TASK DETAILS: Repeat the records below exactly as they appear.

━━ INPUT

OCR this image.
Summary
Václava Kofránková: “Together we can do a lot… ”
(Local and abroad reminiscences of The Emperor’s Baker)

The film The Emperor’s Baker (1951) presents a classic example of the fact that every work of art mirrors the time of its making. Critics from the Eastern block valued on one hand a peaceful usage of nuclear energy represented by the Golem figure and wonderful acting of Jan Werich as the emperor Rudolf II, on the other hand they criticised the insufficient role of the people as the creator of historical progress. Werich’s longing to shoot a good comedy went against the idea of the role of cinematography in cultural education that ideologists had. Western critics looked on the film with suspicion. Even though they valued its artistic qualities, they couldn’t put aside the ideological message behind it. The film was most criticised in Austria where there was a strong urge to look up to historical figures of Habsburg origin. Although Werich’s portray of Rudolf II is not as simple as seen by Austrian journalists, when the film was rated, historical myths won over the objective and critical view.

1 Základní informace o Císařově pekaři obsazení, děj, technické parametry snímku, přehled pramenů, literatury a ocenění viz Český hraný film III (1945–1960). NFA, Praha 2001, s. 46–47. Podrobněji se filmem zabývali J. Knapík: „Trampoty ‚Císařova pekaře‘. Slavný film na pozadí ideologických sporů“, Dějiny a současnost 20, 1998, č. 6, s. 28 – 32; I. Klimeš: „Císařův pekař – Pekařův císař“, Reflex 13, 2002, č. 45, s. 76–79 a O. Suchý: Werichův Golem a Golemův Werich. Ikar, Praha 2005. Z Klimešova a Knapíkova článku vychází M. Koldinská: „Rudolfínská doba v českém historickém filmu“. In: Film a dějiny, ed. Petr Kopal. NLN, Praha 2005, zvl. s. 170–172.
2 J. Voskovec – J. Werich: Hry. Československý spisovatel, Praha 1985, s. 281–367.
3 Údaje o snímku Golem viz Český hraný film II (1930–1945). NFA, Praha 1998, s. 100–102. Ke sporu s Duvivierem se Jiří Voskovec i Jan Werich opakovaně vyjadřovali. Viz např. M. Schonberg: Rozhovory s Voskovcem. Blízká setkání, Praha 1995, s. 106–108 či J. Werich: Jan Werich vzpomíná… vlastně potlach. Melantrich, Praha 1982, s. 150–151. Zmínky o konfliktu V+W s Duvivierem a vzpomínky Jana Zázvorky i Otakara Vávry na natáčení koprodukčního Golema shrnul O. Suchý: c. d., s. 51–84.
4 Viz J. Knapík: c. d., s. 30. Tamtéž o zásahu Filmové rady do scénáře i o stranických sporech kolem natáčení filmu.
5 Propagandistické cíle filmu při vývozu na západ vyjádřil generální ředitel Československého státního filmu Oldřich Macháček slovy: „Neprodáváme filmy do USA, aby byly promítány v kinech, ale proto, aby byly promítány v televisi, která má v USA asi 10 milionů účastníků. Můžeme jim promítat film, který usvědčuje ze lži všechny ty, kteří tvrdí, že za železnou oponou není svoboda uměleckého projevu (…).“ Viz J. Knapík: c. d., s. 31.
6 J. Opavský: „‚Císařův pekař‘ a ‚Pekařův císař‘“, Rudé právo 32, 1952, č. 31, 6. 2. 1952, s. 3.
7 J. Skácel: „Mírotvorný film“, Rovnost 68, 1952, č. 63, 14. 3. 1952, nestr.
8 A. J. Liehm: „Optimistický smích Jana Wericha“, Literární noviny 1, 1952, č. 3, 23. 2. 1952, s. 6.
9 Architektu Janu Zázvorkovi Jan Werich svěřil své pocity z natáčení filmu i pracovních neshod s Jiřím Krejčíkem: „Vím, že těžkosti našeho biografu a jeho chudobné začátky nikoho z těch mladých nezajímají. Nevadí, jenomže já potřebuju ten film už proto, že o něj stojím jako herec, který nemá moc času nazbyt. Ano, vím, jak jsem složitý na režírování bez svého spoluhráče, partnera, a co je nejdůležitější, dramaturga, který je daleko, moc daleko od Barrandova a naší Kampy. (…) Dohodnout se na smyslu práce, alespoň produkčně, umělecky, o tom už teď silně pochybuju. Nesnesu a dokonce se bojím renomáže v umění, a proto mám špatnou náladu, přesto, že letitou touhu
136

━━━━

OUTPUT BELOW:
OCR this image.
Summary
Václava Kofránková: “Together we can do a lot… ”
(Local and abroad reminiscences of The Emperor’s Baker)

The film The Emperor’s Baker (1951) presents a classic example of the fact that every work of art mirrors the time of its making. Critics from the Eastern block valued on one hand a peaceful usage of nuclear energy represented by the Golem figure and wonderful acting of Jan Werich as the emperor Rudolf II, on the other hand they criticised the insufficient role of the people as the creator of historical progress. Werich’s longing to shoot a good comedy went against the idea of the role of cinematography in cultural education that ideologists had. Western critics looked on the film with suspicion. Even though they valued its artistic qualities, they couldn’t put aside the ideological message behind it. The film was most criticised in Austria where there was a strong urge to look up to historical figures of Habsburg origin. Although Werich’s portray of Rudolf II is not as simple as seen by Austrian journalists, when the film was rated, historical myths won over the objective and critical view.

1 Základní informace o Císařově pekaři obsazení, děj, technické parametry snímku, přehled pramenů, literatury a ocenění viz Český hraný film III (1945–1960). NFA, Praha 2001, s. 46–47. Podrobněji se filmem zabývali J. Knapík: „Trampoty ‚Císařova pekaře‘. Slavný film na pozadí ideologických sporů“, Dějiny a současnost 20, 1998, č. 6, s. 28 – 32; I. Klimeš: „Císařův pekař – Pekařův císař“, Reflex 13, 2002, č. 45, s. 76–79 a O. Suchý: Werichův Golem a Golemův Werich. Ikar, Praha 2005. Z Klimešova a Knapíkova článku vychází M. Koldinská: „Rudolfínská doba v českém historickém filmu“. In: Film a dějiny, ed. Petr Kopal. NLN, Praha 2005, zvl. s. 170–172.
2 J. Voskovec – J. Werich: Hry. Československý spisovatel, Praha 1985, s. 281–367.
3 Údaje o snímku Golem viz Český hraný film II (1930–1945). NFA, Praha 1998, s. 100–102. Ke sporu s Duvivierem se Jiří Voskovec i Jan Werich opakovaně vyjadřovali. Viz např. M. Schonberg: Rozhovory s Voskovcem. Blízká setkání, Praha 1995, s. 106–108 či J. Werich: Jan Werich vzpomíná… vlastně potlach. Melantrich, Praha 1982, s. 150–151. Zmínky o konfliktu V+W s Duvivierem a vzpomínky Jana Zázvorky i Otakara Vávry na natáčení koprodukčního Golema shrnul O. Suchý: c. d., s. 51–84.
4 Viz J. Knapík: c. d., s. 30. Tamtéž o zásahu Filmové rady do scénáře i o stranických sporech kolem natáčení filmu.
5 Propagandistické cíle filmu při vývozu na západ vyjádřil generální ředitel Československého státního filmu Oldřich Macháček slovy: „Neprodáváme filmy do USA, aby byly promítány v kinech, ale proto, aby byly promítány v televisi, která má v USA asi 10 milionů účastníků. Můžeme jim promítat film, který usvědčuje ze lži všechny ty, kteří tvrdí, že za železnou oponou není svoboda uměleckého projevu (…).“ Viz J. Knapík: c. d., s. 31.
6 J. Opavský: „‚Císařův pekař‘ a ‚Pekařův císař‘“, Rudé právo 32, 1952, č. 31, 6. 2. 1952, s. 3.
7 J. Skácel: „Mírotvorný film“, Rovnost 68, 1952, č. 63, 14. 3. 1952, nestr.
8 A. J. Liehm: „Optimistický smích Jana Wericha“, Literární noviny 1, 1952, č. 3, 23. 2. 1952, s. 6.
9 Architektu Janu Zázvorkovi Jan Werich svěřil své pocity z natáčení filmu i pracovních neshod s Jiřím Krejčíkem: „Vím, že těžkosti našeho biografu a jeho chudobné začátky nikoho z těch mladých nezajímají. Nevadí, jenomže já potřebuju ten film už proto, že o něj stojím jako herec, který nemá moc času nazbyt. Ano, vím, jak jsem složitý na režírování bez svého spoluhráče, partnera, a co je nejdůležitější, dramaturga, který je daleko, moc daleko od Barrandova a naší Kampy. (…) Dohodnout se na smyslu práce, alespoň produkčně, umělecky, o tom už teď silně pochybuju. Nesnesu a dokonce se bojím renomáže v umění, a proto mám špatnou náladu, přesto, že letitou touhu
136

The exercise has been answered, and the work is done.